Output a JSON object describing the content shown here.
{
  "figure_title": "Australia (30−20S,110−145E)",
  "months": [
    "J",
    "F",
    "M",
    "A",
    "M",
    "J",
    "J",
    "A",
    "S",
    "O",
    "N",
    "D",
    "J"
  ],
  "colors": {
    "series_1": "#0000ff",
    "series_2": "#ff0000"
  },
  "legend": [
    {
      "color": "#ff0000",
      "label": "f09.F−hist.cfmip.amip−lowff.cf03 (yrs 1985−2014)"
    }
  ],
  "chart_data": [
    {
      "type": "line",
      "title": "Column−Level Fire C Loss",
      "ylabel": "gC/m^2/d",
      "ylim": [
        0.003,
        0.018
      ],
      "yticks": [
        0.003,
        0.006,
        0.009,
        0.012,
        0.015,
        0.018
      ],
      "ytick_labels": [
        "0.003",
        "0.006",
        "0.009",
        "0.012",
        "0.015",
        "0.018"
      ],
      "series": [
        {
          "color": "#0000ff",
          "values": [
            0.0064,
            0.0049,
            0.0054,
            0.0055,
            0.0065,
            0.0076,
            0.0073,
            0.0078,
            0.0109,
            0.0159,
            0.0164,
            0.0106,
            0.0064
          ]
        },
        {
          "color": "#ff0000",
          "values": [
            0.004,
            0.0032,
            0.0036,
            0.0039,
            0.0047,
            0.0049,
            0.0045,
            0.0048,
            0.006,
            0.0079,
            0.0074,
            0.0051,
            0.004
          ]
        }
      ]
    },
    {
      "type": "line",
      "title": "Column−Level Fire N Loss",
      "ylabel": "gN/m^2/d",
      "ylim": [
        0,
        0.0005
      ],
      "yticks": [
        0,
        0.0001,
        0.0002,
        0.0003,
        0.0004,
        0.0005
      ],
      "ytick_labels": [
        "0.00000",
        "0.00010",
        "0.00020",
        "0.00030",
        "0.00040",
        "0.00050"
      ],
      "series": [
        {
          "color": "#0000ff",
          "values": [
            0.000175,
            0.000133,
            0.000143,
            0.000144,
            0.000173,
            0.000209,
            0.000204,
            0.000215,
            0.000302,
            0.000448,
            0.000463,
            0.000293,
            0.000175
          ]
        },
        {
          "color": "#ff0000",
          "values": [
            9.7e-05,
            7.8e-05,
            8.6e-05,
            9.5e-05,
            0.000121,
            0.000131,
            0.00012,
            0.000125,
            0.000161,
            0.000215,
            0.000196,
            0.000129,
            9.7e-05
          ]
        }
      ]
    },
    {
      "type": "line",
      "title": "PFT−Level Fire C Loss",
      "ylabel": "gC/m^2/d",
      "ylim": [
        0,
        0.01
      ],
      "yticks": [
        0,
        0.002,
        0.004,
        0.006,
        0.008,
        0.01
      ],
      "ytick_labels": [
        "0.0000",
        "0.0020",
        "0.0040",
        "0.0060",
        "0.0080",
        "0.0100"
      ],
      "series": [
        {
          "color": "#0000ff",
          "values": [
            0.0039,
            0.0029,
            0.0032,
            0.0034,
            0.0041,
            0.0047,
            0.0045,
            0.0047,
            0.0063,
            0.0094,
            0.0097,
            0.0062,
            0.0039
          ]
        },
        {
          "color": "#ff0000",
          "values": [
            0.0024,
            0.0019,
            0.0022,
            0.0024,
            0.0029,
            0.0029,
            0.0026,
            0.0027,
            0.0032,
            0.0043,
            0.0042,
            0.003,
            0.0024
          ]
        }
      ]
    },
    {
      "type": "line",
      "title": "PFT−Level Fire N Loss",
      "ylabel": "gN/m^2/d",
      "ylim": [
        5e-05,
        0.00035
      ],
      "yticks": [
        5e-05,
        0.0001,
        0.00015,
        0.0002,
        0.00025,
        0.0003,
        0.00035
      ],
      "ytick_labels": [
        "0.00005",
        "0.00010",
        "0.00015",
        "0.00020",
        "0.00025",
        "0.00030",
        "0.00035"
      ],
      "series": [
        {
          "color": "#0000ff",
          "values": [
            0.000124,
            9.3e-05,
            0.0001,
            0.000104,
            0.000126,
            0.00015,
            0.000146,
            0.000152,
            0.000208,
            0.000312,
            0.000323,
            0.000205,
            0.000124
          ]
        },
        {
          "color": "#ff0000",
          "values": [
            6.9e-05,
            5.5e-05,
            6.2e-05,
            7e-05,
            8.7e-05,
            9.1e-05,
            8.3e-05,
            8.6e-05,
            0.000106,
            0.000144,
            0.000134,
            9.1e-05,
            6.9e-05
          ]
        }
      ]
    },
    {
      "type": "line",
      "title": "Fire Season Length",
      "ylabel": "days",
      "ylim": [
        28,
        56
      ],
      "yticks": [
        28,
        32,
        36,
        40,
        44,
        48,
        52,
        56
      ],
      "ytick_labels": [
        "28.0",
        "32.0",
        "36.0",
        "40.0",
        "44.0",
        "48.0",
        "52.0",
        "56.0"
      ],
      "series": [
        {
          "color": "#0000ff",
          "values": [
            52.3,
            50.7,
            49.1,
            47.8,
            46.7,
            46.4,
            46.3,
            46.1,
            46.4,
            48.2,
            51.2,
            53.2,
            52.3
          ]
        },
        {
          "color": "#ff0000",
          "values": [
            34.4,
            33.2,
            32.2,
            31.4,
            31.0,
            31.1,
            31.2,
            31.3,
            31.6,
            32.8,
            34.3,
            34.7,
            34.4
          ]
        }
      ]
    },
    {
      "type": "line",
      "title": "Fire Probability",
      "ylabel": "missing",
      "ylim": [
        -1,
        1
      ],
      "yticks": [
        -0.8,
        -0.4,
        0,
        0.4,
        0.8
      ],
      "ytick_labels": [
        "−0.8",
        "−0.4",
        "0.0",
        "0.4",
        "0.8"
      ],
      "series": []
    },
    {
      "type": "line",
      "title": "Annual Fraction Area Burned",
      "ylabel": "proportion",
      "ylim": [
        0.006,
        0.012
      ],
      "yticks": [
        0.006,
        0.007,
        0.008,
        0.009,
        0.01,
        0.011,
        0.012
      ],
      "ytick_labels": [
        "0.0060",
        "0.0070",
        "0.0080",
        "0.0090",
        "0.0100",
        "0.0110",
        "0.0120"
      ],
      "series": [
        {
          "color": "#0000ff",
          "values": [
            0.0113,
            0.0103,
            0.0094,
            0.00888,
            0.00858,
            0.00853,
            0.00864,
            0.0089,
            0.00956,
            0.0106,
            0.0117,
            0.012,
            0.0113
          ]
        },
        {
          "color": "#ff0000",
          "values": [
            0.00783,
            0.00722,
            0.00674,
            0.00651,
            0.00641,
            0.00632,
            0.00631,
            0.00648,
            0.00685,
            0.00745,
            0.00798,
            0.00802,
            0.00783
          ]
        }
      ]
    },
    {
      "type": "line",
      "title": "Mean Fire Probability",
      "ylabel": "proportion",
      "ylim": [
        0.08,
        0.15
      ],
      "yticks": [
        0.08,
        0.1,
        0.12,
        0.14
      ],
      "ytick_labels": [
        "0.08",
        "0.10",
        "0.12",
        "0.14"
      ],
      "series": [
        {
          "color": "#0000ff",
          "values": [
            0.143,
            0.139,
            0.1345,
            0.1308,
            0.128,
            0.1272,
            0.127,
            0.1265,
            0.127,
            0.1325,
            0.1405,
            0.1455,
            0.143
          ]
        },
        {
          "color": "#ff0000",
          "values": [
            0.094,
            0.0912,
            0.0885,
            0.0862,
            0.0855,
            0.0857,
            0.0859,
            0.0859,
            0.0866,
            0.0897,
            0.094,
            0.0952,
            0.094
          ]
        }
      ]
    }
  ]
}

==============================

Go through the records above and set each one down exactly, please.

Output a JSON object describing the content shown here.
{
  "figure_title": "Australia (30−20S,110−145E)",
  "months": [
    "J",
    "F",
    "M",
    "A",
    "M",
    "J",
    "J",
    "A",
    "S",
    "O",
    "N",
    "D",
    "J"
  ],
  "colors": {
    "series_1": "#0000ff",
    "series_2": "#ff0000"
  },
  "legend": [
    {
      "color": "#ff0000",
      "label": "f09.F−hist.cfmip.amip−lowff.cf03 (yrs 1985−2014)"
    }
  ],
  "chart_data": [
    {
      "type": "line",
      "title": "Column−Level Fire C Loss",
      "ylabel": "gC/m^2/d",
      "ylim": [
        0.003,
        0.018
      ],
      "yticks": [
        0.003,
        0.006,
        0.009,
        0.012,
        0.015,
        0.018
      ],
      "ytick_labels": [
        "0.003",
        "0.006",
        "0.009",
        "0.012",
        "0.015",
        "0.018"
      ],
      "series": [
        {
          "color": "#0000ff",
          "values": [
            0.0064,
            0.0049,
            0.0054,
            0.0055,
            0.0065,
            0.0076,
            0.0073,
            0.0078,
            0.0109,
            0.0159,
            0.0164,
            0.0106,
            0.0064
          ]
        },
        {
          "color": "#ff0000",
          "values": [
            0.004,
            0.0032,
            0.0036,
            0.0039,
            0.0047,
            0.0049,
            0.0045,
            0.0048,
            0.006,
            0.0079,
            0.0074,
            0.0051,
            0.004
          ]
        }
      ]
    },
    {
      "type": "line",
      "title": "Column−Level Fire N Loss",
      "ylabel": "gN/m^2/d",
      "ylim": [
        0,
        0.0005
      ],
      "yticks": [
        0,
        0.0001,
        0.0002,
        0.0003,
        0.0004,
        0.0005
      ],
      "ytick_labels": [
        "0.00000",
        "0.00010",
        "0.00020",
        "0.00030",
        "0.00040",
        "0.00050"
      ],
      "series": [
        {
          "color": "#0000ff",
          "values": [
            0.000175,
            0.000133,
            0.000143,
            0.000144,
            0.000173,
            0.000209,
            0.000204,
            0.000215,
            0.000302,
            0.000448,
            0.000463,
            0.000293,
            0.000175
          ]
        },
        {
          "color": "#ff0000",
          "values": [
            9.7e-05,
            7.8e-05,
            8.6e-05,
            9.5e-05,
            0.000121,
            0.000131,
            0.00012,
            0.000125,
            0.000161,
            0.000215,
            0.000196,
            0.000129,
            9.7e-05
          ]
        }
      ]
    },
    {
      "type": "line",
      "title": "PFT−Level Fire C Loss",
      "ylabel": "gC/m^2/d",
      "ylim": [
        0,
        0.01
      ],
      "yticks": [
        0,
        0.002,
        0.004,
        0.006,
        0.008,
        0.01
      ],
      "ytick_labels": [
        "0.0000",
        "0.0020",
        "0.0040",
        "0.0060",
        "0.0080",
        "0.0100"
      ],
      "series": [
        {
          "color": "#0000ff",
          "values": [
            0.0039,
            0.0029,
            0.0032,
            0.0034,
            0.0041,
            0.0047,
            0.0045,
            0.0047,
            0.0063,
            0.0094,
            0.0097,
            0.0062,
            0.0039
          ]
        },
        {
          "color": "#ff0000",
          "values": [
            0.0024,
            0.0019,
            0.0022,
            0.0024,
            0.0029,
            0.0029,
            0.0026,
            0.0027,
            0.0032,
            0.0043,
            0.0042,
            0.003,
            0.0024
          ]
        }
      ]
    },
    {
      "type": "line",
      "title": "PFT−Level Fire N Loss",
      "ylabel": "gN/m^2/d",
      "ylim": [
        5e-05,
        0.00035
      ],
      "yticks": [
        5e-05,
        0.0001,
        0.00015,
        0.0002,
        0.00025,
        0.0003,
        0.00035
      ],
      "ytick_labels": [
        "0.00005",
        "0.00010",
        "0.00015",
        "0.00020",
        "0.00025",
        "0.00030",
        "0.00035"
      ],
      "series": [
        {
          "color": "#0000ff",
          "values": [
            0.000124,
            9.3e-05,
            0.0001,
            0.000104,
            0.000126,
            0.00015,
            0.000146,
            0.000152,
            0.000208,
            0.000312,
            0.000323,
            0.000205,
            0.000124
          ]
        },
        {
          "color": "#ff0000",
          "values": [
            6.9e-05,
            5.5e-05,
            6.2e-05,
            7e-05,
            8.7e-05,
            9.1e-05,
            8.3e-05,
            8.6e-05,
            0.000106,
            0.000144,
            0.000134,
            9.1e-05,
            6.9e-05
          ]
        }
      ]
    },
    {
      "type": "line",
      "title": "Fire Season Length",
      "ylabel": "days",
      "ylim": [
        28,
        56
      ],
      "yticks": [
        28,
        32,
        36,
        40,
        44,
        48,
        52,
        56
      ],
      "ytick_labels": [
        "28.0",
        "32.0",
        "36.0",
        "40.0",
        "44.0",
        "48.0",
        "52.0",
        "56.0"
      ],
      "series": [
        {
          "color": "#0000ff",
          "values": [
            52.3,
            50.7,
            49.1,
            47.8,
            46.7,
            46.4,
            46.3,
            46.1,
            46.4,
            48.2,
            51.2,
            53.2,
            52.3
          ]
        },
        {
          "color": "#ff0000",
          "values": [
            34.4,
            33.2,
            32.2,
            31.4,
            31.0,
            31.1,
            31.2,
            31.3,
            31.6,
            32.8,
            34.3,
            34.7,
            34.4
          ]
        }
      ]
    },
    {
      "type": "line",
      "title": "Fire Probability",
      "ylabel": "missing",
      "ylim": [
        -1,
        1
      ],
      "yticks": [
        -0.8,
        -0.4,
        0,
        0.4,
        0.8
      ],
      "ytick_labels": [
        "−0.8",
        "−0.4",
        "0.0",
        "0.4",
        "0.8"
      ],
      "series": []
    },
    {
      "type": "line",
      "title": "Annual Fraction Area Burned",
      "ylabel": "proportion",
      "ylim": [
        0.006,
        0.012
      ],
      "yticks": [
        0.006,
        0.007,
        0.008,
        0.009,
        0.01,
        0.011,
        0.012
      ],
      "ytick_labels": [
        "0.0060",
        "0.0070",
        "0.0080",
        "0.0090",
        "0.0100",
        "0.0110",
        "0.0120"
      ],
      "series": [
        {
          "color": "#0000ff",
          "values": [
            0.0113,
            0.0103,
            0.0094,
            0.00888,
            0.00858,
            0.00853,
            0.00864,
            0.0089,
            0.00956,
            0.0106,
            0.0117,
            0.012,
            0.0113
          ]
        },
        {
          "color": "#ff0000",
          "values": [
            0.00783,
            0.00722,
            0.00674,
            0.00651,
            0.00641,
            0.00632,
            0.00631,
            0.00648,
            0.00685,
            0.00745,
            0.00798,
            0.00802,
            0.00783
          ]
        }
      ]
    },
    {
      "type": "line",
      "title": "Mean Fire Probability",
      "ylabel": "proportion",
      "ylim": [
        0.08,
        0.15
      ],
      "yticks": [
        0.08,
        0.1,
        0.12,
        0.14
      ],
      "ytick_labels": [
        "0.08",
        "0.10",
        "0.12",
        "0.14"
      ],
      "series": [
        {
          "color": "#0000ff",
          "values": [
            0.143,
            0.139,
            0.1345,
            0.1308,
            0.128,
            0.1272,
            0.127,
            0.1265,
            0.127,
            0.1325,
            0.1405,
            0.1455,
            0.143
          ]
        },
        {
          "color": "#ff0000",
          "values": [
            0.094,
            0.0912,
            0.0885,
            0.0862,
            0.0855,
            0.0857,
            0.0859,
            0.0859,
            0.0866,
            0.0897,
            0.094,
            0.0952,
            0.094
          ]
        }
      ]
    }
  ]
}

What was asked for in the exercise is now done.